**Task goal:** Isolate every line in the data with the string "okazji" and copy it.

**Records for processing:**

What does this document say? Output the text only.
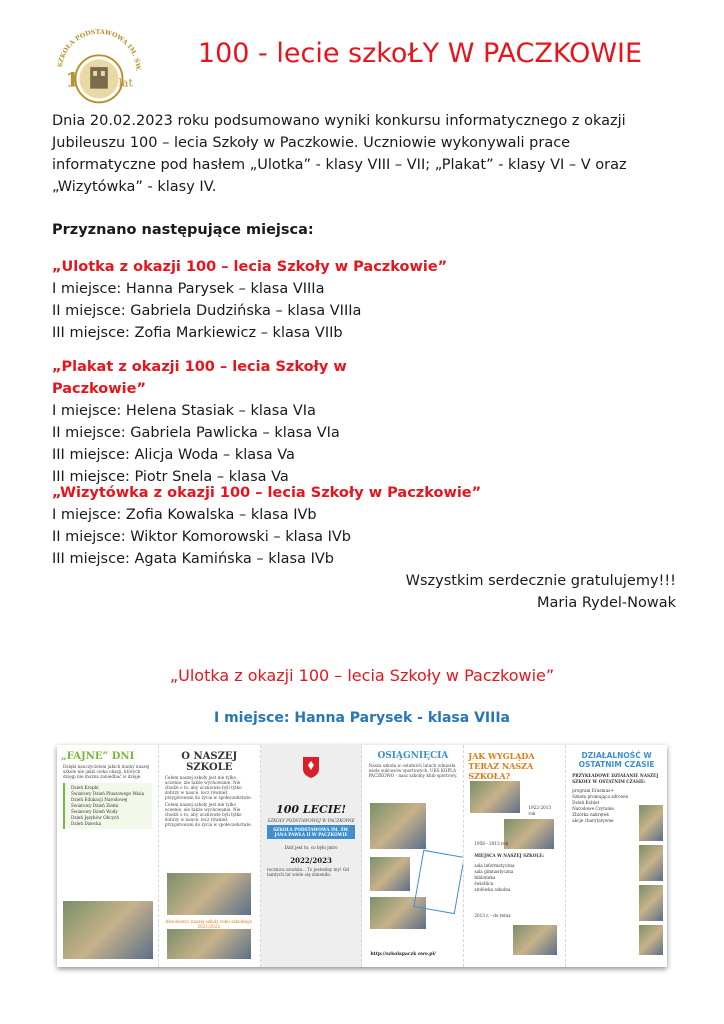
SZKOŁA PODSTAWOWA IM. ŚW.
1	lat
100 - lecie szkoŁY W PACZKOWIE

Dnia 20.02.2023 roku podsumowano wyniki konkursu informatycznego z okazji Jubileuszu 100 – lecia Szkoły w Paczkowie. Uczniowie wykonywali prace informatyczne pod hasłem „Ulotka” - klasy VIII – VII; „Plakat” - klasy VI – V oraz „Wizytówka” - klasy IV.

Przyznano następujące miejsca:

„Ulotka z okazji 100 – lecia Szkoły w Paczkowie”
I miejsce: Hanna Parysek – klasa VIIIa
II miejsce: Gabriela Dudzińska – klasa VIIIa
III miejsce: Zofia Markiewicz – klasa VIIb
„Plakat z okazji 100 – lecia Szkoły w
Paczkowie”
I miejsce: Helena Stasiak – klasa VIa
II miejsce: Gabriela Pawlicka – klasa VIa
III miejsce: Alicja Woda – klasa Va
III miejsce: Piotr Snela – klasa Va
„Wizytówka z okazji 100 – lecia Szkoły w Paczkowie”
I miejsce: Zofia Kowalska – klasa IVb
II miejsce: Wiktor Komorowski – klasa IVb
III miejsce: Agata Kamińska – klasa IVb
Wszystkim serdecznie gratulujemy!!!
Maria Rydel-Nowak
„Ulotka z okazji 100 – lecia Szkoły w Paczkowie”
I miejsce: Hanna Parysek - klasa VIIIa
„FAJNE” DNI
Dzięki nauczycielom jakich mamy naszej szkole nie jakiś cieka okazji, których dzięgi nie można zaniedbać w dzięje.
Dzień Kropki
Światowy Dzień Pluszowego Misia
Dzień Edukacji Narodowej
Światowy Dzień Ziemi
Światowy Dzień Wody
Dzień Języków Obcych
Dzień Dziecka
O NASZEJ SZKOLE
Celem naszej szkoły jest nie tylko uczenie, ale także wychowanie. Nie chodzi o to, aby uczniowie byli tylko dobrzy w nauce, lecz również przygotowani do życia w społeczeństwie.
Celem naszej szkoły jest nie tylko uczenie, ale także wychowanie. Nie chodzi o to, aby uczniowie byli tylko dobrzy w nauce, lecz również przygotowani do życia w społeczeństwie.
Absolwenci naszej szkoły roku szkolnego 2021/2022
100 LECIE!
SZKOŁY PODSTAWOWEJ W PACZKOWIE
SZKOŁA PODSTAWOWA IM. ŚW. JANA PAWŁA II W PACZKOWIE
Dziś jest to, co było jutro
2022/2023
rocznica urodzin... To jesteśmy my! Od tamtych lat wiele się zmieniło.
OSIĄGNIĘCIA
Nasza szkoła w ostatnich latach odniosła wiele sukcesów sportowych. UKS KOPLA PACZKOWO - nasz szkolny klub sportowy.
http://szkolapaczk owo.pl/
JAK WYGLĄDA TERAZ NASZA SZKOŁA?
1922-2013 rok
1958 - 2013 rok
MIEJSCA W NASZEJ SZKOLE:
sala informatyczna
sala gimnastyczna
biblioteka
świetlica
stołówka szkolna
2013 r. - do teraz
DZIAŁALNOŚĆ W OSTATNIM CZASIE
PRZYKŁADOWE DZIAŁANIE NASZEJ SZKOŁY W OSTATNIM CZASIE:
program Erasmus+
Szkoła promująca zdrowie
Dzień Kobiet
Narodowe Czytanie
Zbiórka nakrętek
akcje charytatywne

**Answer:**
Dnia 20.02.2023 roku podsumowano wyniki konkursu informatycznego z okazji Jubileuszu 100 – lecia Szkoły w Paczkowie. Uczniowie wykonywali prace informatyczne pod hasłem „Ulotka” - klasy VIII – VII; „Plakat” - klasy VI – V oraz „Wizytówka” - klasy IV.
„Ulotka z okazji 100 – lecia Szkoły w Paczkowie”
„Plakat z okazji 100 – lecia Szkoły w
„Wizytówka z okazji 100 – lecia Szkoły w Paczkowie”
„Ulotka z okazji 100 – lecia Szkoły w Paczkowie”
Dzięki nauczycielom jakich mamy naszej szkole nie jakiś cieka okazji, których dzięgi nie można zaniedbać w dzięje.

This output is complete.